▶ Problem details
Output every entry exactly as written.

▶ Data to process
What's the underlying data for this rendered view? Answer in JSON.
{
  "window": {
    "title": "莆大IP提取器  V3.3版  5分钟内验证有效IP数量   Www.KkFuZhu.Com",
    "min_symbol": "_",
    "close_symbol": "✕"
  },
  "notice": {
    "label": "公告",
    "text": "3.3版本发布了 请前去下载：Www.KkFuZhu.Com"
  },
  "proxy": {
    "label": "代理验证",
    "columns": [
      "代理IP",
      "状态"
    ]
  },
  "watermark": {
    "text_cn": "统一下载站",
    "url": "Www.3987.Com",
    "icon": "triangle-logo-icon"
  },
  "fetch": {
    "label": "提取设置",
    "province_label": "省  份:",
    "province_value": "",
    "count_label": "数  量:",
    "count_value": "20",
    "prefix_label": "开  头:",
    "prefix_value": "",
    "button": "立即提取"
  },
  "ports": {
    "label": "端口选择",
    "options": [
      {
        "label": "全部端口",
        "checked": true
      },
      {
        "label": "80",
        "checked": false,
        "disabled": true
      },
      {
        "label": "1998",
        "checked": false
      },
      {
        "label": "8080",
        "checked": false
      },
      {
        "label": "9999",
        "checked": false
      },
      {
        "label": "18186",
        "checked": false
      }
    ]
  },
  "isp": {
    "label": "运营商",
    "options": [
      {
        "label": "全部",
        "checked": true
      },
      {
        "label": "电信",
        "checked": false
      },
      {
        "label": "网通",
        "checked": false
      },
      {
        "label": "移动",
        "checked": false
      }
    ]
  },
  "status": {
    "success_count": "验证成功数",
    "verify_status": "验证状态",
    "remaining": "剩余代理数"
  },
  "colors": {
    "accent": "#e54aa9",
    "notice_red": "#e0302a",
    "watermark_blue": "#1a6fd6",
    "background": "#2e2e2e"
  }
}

▶ Exercise output
What's the underlying data for this rendered view? Answer in JSON.
{
  "window": {
    "title": "莆大IP提取器  V3.3版  5分钟内验证有效IP数量   Www.KkFuZhu.Com",
    "min_symbol": "_",
    "close_symbol": "✕"
  },
  "notice": {
    "label": "公告",
    "text": "3.3版本发布了 请前去下载：Www.KkFuZhu.Com"
  },
  "proxy": {
    "label": "代理验证",
    "columns": [
      "代理IP",
      "状态"
    ]
  },
  "watermark": {
    "text_cn": "统一下载站",
    "url": "Www.3987.Com",
    "icon": "triangle-logo-icon"
  },
  "fetch": {
    "label": "提取设置",
    "province_label": "省  份:",
    "province_value": "",
    "count_label": "数  量:",
    "count_value": "20",
    "prefix_label": "开  头:",
    "prefix_value": "",
    "button": "立即提取"
  },
  "ports": {
    "label": "端口选择",
    "options": [
      {
        "label": "全部端口",
        "checked": true
      },
      {
        "label": "80",
        "checked": false,
        "disabled": true
      },
      {
        "label": "1998",
        "checked": false
      },
      {
        "label": "8080",
        "checked": false
      },
      {
        "label": "9999",
        "checked": false
      },
      {
        "label": "18186",
        "checked": false
      }
    ]
  },
  "isp": {
    "label": "运营商",
    "options": [
      {
        "label": "全部",
        "checked": true
      },
      {
        "label": "电信",
        "checked": false
      },
      {
        "label": "网通",
        "checked": false
      },
      {
        "label": "移动",
        "checked": false
      }
    ]
  },
  "status": {
    "success_count": "验证成功数",
    "verify_status": "验证状态",
    "remaining": "剩余代理数"
  },
  "colors": {
    "accent": "#e54aa9",
    "notice_red": "#e0302a",
    "watermark_blue": "#1a6fd6",
    "background": "#2e2e2e"
  }
}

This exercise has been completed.